文書の抜粋:
:::
信用情報に問題がある場合、審査は非常に厳しくなりますが、問題の内容を正確に把握することが第一歩です。延滞が残っている場合は速やかに解消し、今後の支払いを確実に行うことで信用の回復が徐々に進みます。

また、信用情報に不安がある場合は、事業の安定性を示す補足資料を充実させ、創業計画書の説得力を高めることで評価を補う必要があります。信用情報は短期間で改善できるものではありませんが、誠実な姿勢を示すことが審査へのプラス材料になります。

対策⑤ 補足資料まで気を配る

補足資料は創業計画書の根拠を裏付けるものであり、計画全体の信頼性を高めるために欠かせません。

商圏分析、競合調査、物件資料、見積書など、事業の実現性を示す資料が揃っていれば、担当者は計画を深く理解することができ、審査通過の可能性が大きく高まります。

資料が不十分な場合、計画書との整合性が弱まり、事業の具体性が不足していると判断されてしまいます。計画書だけに頼るのではなく、資料全体で説得力を高める姿勢が求められます。

審査に落ちた場合はどうすべきか

最後に、万が一審査に落ちてしまった場合の対策も整理しておきましょう。
:::
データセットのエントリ
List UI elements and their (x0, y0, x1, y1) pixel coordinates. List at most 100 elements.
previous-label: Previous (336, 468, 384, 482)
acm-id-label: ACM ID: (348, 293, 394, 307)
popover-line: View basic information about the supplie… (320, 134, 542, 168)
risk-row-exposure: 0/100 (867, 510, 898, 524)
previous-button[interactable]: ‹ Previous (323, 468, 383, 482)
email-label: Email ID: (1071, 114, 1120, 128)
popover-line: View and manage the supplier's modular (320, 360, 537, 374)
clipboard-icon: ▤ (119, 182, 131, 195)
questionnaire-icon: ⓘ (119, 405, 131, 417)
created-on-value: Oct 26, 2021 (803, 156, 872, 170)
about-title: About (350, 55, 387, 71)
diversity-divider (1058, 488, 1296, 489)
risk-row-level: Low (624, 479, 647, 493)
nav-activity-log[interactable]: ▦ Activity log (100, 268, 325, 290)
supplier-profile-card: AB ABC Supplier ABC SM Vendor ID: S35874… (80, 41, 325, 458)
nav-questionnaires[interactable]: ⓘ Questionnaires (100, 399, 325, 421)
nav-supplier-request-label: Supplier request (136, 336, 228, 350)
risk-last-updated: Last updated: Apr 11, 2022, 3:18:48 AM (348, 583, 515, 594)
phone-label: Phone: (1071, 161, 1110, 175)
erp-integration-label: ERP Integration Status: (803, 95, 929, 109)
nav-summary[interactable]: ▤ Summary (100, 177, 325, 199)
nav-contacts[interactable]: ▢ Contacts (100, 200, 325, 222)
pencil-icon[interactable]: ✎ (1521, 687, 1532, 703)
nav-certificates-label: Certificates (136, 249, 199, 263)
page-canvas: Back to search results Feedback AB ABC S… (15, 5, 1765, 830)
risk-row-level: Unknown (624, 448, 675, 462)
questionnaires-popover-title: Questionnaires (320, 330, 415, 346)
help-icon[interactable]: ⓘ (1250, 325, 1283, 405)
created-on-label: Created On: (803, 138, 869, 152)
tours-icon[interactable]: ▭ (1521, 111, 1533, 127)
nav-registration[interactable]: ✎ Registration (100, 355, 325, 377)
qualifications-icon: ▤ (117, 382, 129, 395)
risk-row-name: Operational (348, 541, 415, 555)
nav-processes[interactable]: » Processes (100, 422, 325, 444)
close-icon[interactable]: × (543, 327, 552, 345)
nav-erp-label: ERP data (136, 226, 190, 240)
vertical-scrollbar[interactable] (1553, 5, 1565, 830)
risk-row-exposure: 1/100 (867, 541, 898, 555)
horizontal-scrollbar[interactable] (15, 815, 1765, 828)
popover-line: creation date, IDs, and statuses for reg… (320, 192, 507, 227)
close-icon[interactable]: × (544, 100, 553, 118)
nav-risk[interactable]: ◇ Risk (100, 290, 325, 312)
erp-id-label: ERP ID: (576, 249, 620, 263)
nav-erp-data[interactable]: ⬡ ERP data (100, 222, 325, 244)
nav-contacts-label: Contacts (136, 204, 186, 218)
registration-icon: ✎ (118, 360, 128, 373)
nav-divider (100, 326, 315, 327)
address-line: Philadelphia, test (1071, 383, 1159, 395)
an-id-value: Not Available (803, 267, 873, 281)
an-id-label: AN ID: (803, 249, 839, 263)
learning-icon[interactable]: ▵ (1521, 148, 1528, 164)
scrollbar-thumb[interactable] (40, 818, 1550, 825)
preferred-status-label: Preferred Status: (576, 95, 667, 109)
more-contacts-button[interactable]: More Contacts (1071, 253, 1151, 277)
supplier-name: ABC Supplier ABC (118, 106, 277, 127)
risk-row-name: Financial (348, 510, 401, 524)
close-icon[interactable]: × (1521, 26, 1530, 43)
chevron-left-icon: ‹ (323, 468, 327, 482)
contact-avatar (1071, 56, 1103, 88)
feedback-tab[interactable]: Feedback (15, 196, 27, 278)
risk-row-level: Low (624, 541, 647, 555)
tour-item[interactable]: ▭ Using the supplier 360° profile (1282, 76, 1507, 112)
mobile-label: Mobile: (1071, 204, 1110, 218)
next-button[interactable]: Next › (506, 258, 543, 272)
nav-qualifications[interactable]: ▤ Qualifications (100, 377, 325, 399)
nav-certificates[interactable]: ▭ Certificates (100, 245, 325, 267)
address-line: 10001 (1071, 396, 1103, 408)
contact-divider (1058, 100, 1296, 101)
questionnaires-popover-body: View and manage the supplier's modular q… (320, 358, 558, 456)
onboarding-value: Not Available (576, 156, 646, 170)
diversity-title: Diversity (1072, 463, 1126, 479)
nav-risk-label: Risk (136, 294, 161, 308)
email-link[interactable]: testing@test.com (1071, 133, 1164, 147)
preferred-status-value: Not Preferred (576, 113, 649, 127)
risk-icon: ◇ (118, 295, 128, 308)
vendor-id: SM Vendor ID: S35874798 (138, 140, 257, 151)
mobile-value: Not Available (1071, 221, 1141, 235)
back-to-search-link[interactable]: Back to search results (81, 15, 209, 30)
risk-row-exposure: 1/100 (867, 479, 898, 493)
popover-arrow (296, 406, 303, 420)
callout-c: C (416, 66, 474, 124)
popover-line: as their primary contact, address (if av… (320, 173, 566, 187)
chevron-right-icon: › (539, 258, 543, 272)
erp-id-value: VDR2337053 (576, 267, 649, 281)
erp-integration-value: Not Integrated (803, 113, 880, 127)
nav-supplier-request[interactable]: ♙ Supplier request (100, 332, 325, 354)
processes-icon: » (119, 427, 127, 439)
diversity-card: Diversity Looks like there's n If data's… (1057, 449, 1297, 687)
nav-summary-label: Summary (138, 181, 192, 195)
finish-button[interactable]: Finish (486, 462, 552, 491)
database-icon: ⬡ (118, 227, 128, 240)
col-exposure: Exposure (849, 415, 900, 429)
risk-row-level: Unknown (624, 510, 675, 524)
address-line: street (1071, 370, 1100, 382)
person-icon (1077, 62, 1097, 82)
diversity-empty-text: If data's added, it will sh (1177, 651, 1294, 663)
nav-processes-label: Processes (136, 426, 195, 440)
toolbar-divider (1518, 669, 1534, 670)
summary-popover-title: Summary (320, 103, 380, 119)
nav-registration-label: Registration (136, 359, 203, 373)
:::
作業内容:
融資審査の対策についての文章から、「また、信用情報に不安がある場」から「最後に、万が一審査に落ちてしまった場合の対策も整理しておきましょう。」までの部分を、終わりの語句も含めて一字も変えずに出力してください。

結果は以下:
また、信用情報に不安がある場合は、事業の安定性を示す補足資料を充実させ、創業計画書の説得力を高めることで評価を補う必要があります。信用情報は短期間で改善できるものではありませんが、誠実な姿勢を示すことが審査へのプラス材料になります。

対策⑤ 補足資料まで気を配る

補足資料は創業計画書の根拠を裏付けるものであり、計画全体の信頼性を高めるために欠かせません。

商圏分析、競合調査、物件資料、見積書など、事業の実現性を示す資料が揃っていれば、担当者は計画を深く理解することができ、審査通過の可能性が大きく高まります。

資料が不十分な場合、計画書との整合性が弱まり、事業の具体性が不足していると判断されてしまいます。計画書だけに頼るのではなく、資料全体で説得力を高める姿勢が求められます。

審査に落ちた場合はどうすべきか

最後に、万が一審査に落ちてしまった場合の対策も整理しておきましょう。